Read through the data and report every line in which the word "CRESCENT" occurs.

>> Start AVAILABLE DATA

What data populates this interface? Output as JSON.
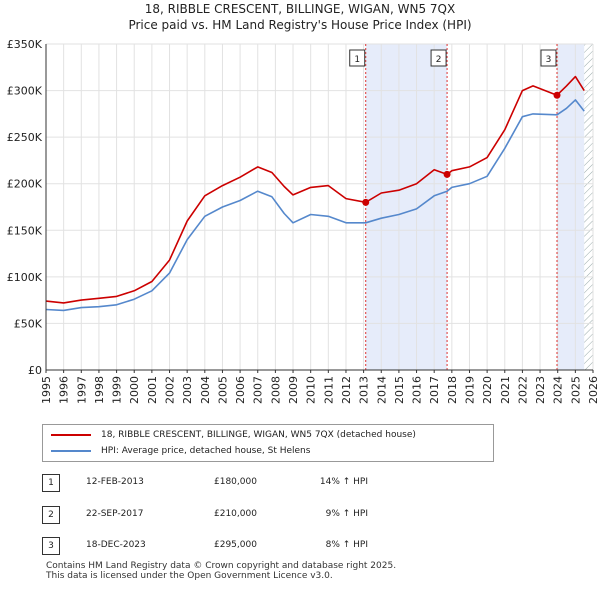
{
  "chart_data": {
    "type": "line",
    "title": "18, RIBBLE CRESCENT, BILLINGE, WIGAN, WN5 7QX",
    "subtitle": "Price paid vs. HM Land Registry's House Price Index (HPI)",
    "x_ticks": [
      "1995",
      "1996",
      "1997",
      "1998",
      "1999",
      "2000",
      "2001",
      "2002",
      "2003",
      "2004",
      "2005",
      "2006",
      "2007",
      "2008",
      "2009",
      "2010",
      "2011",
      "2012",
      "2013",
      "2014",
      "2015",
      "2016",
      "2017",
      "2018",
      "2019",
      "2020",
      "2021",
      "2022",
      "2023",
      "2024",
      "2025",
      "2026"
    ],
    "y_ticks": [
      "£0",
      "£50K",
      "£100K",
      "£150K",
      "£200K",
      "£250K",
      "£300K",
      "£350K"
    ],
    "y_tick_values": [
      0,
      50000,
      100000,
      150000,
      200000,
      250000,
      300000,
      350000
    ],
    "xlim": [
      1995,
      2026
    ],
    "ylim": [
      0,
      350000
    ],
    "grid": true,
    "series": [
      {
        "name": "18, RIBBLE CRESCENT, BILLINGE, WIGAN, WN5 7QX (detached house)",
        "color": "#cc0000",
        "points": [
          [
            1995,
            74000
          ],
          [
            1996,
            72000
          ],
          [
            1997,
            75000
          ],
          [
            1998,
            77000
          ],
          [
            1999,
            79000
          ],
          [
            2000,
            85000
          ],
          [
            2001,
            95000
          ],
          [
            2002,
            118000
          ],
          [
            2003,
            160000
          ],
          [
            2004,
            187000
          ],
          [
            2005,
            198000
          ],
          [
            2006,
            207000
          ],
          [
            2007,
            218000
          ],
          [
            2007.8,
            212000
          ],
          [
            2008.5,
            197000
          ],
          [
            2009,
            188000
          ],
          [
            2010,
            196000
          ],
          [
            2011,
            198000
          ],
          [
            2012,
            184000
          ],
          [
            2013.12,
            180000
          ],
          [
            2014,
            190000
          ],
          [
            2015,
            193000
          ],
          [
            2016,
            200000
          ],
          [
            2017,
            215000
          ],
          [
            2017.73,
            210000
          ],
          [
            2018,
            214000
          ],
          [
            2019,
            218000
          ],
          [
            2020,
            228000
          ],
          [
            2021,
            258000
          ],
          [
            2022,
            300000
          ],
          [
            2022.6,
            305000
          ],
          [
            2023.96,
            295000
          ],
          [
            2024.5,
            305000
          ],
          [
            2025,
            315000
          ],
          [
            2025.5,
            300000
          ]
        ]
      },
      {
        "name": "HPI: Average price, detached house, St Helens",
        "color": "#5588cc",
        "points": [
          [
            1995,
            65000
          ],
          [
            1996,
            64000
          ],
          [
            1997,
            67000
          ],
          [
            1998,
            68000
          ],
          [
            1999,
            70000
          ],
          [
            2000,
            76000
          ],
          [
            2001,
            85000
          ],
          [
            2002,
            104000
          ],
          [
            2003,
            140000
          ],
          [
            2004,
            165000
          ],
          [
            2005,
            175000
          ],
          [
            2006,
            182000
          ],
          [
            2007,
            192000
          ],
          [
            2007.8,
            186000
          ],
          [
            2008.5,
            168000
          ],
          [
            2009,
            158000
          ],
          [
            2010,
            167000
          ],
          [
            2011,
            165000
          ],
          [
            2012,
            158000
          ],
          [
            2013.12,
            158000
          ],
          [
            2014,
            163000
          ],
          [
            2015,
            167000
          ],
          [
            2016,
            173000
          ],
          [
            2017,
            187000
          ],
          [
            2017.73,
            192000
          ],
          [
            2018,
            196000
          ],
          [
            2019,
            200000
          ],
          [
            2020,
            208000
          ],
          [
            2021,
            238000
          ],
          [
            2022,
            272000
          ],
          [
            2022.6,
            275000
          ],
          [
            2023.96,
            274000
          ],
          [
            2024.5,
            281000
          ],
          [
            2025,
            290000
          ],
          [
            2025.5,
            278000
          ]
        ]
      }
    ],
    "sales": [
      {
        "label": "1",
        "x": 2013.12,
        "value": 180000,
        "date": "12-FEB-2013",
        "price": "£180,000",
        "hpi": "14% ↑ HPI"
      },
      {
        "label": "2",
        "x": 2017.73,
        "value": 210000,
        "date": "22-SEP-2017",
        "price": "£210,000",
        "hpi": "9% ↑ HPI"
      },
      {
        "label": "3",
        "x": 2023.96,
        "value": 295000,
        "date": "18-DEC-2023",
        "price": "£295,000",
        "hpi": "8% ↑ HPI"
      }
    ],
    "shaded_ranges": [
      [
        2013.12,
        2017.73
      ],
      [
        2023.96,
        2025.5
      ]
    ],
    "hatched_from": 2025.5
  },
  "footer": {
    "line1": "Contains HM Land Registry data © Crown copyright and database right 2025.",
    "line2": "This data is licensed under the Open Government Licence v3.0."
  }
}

>> End AVAILABLE DATA
>> Start AVAILABLE DATA

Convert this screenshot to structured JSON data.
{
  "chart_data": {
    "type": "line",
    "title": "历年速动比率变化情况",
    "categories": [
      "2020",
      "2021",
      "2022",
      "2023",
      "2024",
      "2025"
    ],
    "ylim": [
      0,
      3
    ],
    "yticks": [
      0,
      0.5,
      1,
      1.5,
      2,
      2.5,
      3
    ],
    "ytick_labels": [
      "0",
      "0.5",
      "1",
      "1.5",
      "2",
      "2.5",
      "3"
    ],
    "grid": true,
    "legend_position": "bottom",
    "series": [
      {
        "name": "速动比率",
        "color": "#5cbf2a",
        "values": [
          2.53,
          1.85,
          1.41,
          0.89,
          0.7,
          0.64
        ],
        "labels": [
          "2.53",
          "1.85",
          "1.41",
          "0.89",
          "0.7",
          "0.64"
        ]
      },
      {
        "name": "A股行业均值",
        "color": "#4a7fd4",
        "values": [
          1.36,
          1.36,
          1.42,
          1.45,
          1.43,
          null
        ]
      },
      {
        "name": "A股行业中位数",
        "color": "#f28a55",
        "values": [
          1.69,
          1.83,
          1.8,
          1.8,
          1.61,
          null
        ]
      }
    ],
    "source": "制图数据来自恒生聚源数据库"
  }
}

>> End AVAILABLE DATA
>> Start AVAILABLE DATA

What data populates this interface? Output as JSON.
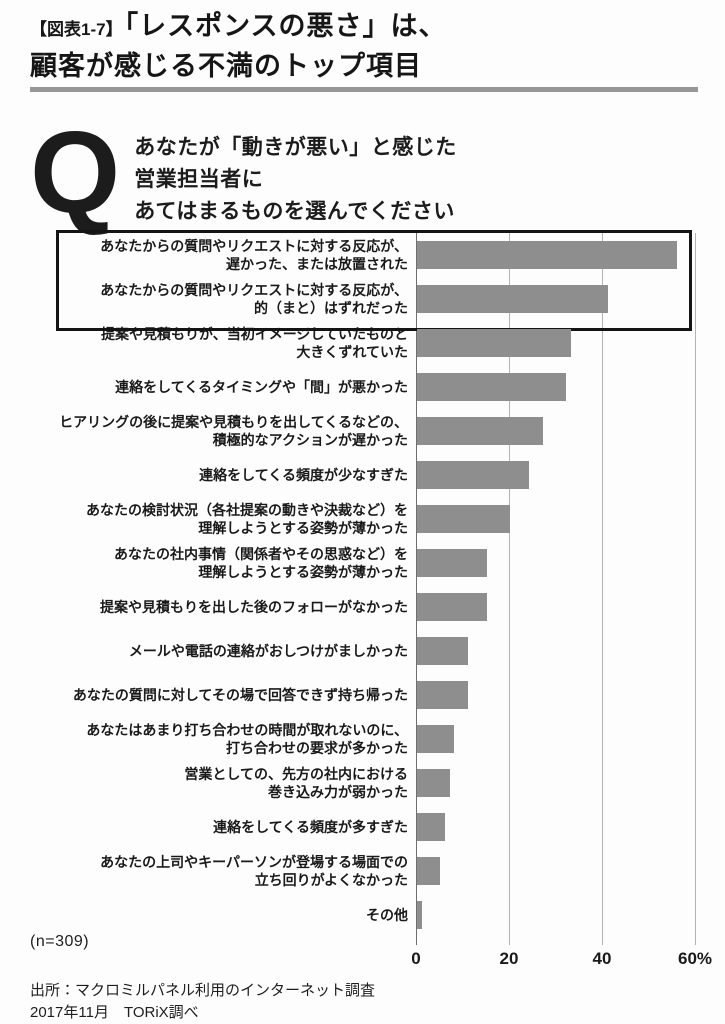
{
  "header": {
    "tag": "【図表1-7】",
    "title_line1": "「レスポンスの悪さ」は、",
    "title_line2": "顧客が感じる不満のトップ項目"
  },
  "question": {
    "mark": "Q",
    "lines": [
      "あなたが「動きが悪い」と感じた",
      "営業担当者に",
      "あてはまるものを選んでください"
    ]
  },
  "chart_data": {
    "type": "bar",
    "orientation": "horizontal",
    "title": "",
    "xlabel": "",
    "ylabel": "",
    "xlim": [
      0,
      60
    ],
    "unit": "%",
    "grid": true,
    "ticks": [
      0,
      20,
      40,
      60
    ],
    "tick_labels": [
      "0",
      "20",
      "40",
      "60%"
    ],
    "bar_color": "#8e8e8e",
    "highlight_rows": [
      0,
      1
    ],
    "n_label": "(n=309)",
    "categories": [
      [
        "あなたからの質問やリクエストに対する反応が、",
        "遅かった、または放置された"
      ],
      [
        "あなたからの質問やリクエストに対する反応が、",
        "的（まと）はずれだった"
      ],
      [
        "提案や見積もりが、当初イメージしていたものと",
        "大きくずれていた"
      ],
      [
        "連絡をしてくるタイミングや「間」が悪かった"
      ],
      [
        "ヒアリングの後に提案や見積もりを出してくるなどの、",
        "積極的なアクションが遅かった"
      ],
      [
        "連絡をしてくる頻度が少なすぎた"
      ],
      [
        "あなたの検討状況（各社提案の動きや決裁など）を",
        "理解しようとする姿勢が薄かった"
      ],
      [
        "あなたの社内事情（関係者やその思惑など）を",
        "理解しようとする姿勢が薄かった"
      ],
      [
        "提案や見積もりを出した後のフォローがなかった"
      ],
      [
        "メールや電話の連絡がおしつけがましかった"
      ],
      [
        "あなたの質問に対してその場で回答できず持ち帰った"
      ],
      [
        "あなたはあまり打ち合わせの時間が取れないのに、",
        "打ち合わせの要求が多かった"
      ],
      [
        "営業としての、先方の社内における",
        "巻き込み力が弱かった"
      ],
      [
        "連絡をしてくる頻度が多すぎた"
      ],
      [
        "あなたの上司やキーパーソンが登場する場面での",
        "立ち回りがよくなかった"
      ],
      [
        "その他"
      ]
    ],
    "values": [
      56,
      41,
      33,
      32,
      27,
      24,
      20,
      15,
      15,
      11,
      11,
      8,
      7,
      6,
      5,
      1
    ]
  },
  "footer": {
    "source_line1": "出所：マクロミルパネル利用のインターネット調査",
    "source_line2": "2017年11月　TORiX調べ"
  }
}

>> End AVAILABLE DATA

→ **RESULT OF THIS TASK**:
    "title": "18, RIBBLE CRESCENT, BILLINGE, WIGAN, WN5 7QX",
        "name": "18, RIBBLE CRESCENT, BILLINGE, WIGAN, WN5 7QX (detached house)",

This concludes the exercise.